(Stored records)
** Start **
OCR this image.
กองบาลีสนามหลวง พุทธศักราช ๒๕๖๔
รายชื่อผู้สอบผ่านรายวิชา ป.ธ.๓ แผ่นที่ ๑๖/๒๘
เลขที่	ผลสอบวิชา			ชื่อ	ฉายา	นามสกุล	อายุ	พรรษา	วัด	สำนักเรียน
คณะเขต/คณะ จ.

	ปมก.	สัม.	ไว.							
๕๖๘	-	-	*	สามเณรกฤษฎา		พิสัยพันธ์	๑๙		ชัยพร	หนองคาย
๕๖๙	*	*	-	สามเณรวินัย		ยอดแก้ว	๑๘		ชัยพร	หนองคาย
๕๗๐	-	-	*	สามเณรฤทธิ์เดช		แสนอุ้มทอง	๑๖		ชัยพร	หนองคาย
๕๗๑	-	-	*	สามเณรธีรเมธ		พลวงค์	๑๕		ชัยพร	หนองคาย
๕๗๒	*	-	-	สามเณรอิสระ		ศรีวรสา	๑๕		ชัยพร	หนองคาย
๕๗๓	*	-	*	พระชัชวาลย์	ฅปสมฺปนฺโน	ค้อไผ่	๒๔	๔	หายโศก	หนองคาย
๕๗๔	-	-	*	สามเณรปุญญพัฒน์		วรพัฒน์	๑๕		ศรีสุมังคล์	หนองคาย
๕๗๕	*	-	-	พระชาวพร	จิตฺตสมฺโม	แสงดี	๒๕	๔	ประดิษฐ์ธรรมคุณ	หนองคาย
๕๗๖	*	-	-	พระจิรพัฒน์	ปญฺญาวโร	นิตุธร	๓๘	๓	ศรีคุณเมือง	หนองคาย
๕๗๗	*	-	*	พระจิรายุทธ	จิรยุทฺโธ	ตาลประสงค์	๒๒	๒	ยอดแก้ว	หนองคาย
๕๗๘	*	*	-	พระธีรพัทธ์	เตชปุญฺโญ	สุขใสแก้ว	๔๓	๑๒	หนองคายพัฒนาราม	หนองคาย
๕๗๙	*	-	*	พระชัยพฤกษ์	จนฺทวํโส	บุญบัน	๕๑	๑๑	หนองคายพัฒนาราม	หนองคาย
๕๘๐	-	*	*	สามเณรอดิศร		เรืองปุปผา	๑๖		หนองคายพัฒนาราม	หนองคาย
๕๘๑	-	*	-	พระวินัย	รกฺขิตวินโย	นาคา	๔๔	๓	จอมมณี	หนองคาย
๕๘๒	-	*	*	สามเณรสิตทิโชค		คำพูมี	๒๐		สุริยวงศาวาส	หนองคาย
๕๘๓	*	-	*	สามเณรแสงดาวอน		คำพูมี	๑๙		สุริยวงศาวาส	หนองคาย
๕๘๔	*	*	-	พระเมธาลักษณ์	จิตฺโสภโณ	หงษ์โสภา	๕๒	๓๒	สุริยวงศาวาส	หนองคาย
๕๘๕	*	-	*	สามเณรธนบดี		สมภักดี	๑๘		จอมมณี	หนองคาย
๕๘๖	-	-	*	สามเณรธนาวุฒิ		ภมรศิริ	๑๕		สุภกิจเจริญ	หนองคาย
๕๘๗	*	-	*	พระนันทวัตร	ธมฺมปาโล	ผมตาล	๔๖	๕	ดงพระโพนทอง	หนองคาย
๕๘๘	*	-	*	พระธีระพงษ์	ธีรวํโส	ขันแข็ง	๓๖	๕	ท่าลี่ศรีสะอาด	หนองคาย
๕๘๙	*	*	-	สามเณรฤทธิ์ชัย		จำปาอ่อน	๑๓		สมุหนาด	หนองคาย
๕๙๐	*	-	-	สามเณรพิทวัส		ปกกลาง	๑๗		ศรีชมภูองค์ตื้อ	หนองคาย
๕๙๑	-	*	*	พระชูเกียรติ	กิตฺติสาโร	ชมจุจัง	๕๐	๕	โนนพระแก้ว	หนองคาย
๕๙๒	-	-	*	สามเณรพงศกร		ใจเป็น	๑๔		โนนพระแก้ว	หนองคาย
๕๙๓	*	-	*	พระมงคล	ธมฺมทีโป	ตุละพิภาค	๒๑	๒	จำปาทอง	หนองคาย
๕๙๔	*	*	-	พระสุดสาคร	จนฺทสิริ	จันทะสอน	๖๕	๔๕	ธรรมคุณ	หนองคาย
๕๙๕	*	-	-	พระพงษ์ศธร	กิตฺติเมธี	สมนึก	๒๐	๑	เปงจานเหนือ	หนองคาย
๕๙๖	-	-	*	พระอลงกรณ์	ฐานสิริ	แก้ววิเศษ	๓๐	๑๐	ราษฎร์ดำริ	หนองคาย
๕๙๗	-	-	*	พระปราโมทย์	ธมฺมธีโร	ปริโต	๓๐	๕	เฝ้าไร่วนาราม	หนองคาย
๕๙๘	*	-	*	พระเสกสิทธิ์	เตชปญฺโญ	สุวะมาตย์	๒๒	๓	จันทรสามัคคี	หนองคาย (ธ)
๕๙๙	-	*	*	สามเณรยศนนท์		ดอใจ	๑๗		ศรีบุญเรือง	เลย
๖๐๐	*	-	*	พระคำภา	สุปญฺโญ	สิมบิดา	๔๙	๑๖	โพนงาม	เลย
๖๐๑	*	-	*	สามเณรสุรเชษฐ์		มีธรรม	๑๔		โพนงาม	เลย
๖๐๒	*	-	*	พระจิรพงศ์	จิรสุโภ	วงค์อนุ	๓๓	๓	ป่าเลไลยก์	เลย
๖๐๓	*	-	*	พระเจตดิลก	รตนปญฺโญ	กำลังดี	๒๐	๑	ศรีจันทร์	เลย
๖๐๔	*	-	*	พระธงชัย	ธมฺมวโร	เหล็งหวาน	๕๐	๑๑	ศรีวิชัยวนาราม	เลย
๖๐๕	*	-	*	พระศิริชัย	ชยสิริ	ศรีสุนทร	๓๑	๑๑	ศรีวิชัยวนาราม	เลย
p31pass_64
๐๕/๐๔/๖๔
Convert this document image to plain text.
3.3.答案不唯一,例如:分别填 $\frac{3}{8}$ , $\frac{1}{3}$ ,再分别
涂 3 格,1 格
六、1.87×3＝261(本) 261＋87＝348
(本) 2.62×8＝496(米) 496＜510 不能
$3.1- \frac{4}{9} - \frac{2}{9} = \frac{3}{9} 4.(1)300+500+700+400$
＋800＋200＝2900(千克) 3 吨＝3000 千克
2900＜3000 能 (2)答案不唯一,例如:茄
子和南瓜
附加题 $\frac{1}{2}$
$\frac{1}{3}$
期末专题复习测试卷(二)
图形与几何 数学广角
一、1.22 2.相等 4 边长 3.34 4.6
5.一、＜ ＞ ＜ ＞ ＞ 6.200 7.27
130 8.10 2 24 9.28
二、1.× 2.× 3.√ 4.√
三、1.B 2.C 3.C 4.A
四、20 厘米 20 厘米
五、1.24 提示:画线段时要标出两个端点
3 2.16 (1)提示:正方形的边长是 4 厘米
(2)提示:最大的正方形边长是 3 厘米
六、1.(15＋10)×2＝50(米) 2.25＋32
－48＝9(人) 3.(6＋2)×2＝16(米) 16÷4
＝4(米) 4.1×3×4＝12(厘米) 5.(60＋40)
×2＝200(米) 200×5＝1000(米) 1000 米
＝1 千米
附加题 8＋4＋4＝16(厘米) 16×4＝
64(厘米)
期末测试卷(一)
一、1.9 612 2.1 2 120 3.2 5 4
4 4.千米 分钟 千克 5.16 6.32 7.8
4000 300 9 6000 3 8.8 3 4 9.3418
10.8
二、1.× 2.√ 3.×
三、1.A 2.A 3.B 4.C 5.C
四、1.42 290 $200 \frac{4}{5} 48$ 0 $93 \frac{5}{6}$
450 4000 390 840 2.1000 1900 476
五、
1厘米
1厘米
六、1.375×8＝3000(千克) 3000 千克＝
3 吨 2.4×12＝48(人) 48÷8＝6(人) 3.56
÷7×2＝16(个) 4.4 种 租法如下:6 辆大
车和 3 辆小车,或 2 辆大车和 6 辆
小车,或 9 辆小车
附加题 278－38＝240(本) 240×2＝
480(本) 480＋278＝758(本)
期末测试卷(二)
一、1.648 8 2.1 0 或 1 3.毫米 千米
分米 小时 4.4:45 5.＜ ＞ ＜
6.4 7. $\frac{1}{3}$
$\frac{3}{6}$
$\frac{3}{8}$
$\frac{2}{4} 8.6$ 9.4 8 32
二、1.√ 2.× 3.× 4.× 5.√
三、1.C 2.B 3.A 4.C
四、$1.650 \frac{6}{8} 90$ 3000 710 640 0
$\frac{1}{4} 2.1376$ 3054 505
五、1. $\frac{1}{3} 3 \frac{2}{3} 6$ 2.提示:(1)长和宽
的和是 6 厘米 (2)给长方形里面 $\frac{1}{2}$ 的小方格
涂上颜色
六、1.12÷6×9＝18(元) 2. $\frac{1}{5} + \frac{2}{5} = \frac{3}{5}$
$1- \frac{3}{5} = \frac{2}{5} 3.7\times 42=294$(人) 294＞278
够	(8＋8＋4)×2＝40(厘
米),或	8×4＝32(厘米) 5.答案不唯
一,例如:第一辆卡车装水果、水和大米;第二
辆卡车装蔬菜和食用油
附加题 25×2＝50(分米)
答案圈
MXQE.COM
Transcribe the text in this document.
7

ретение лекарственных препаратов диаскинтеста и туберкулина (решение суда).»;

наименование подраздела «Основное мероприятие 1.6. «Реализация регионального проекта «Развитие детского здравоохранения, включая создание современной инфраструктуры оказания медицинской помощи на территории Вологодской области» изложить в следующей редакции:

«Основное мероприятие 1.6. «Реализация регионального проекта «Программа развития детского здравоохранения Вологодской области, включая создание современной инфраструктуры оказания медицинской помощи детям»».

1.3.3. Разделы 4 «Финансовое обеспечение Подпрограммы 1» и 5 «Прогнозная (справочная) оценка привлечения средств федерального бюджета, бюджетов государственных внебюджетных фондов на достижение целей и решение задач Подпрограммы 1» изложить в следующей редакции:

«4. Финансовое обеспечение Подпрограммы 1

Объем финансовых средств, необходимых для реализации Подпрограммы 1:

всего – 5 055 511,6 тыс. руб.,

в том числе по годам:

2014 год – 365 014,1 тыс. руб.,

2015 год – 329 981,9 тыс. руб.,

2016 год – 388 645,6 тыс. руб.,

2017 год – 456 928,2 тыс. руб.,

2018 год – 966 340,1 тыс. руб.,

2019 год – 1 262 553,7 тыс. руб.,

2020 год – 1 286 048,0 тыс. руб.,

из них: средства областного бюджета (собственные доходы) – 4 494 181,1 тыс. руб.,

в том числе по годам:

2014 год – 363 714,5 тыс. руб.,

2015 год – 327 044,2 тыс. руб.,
** End **
## The problem
Select every line of the material above holding the word "Финансовое" and copy it.

## Expected answer
1.3.3. Разделы 4 «Финансовое обеспечение Подпрограммы 1» и 5 «Прогнозная (справочная) оценка привлечения средств федерального бюджета, бюджетов государственных внебюджетных фондов на достижение целей и решение задач Подпрограммы 1» изложить в следующей редакции:
«4. Финансовое обеспечение Подпрограммы 1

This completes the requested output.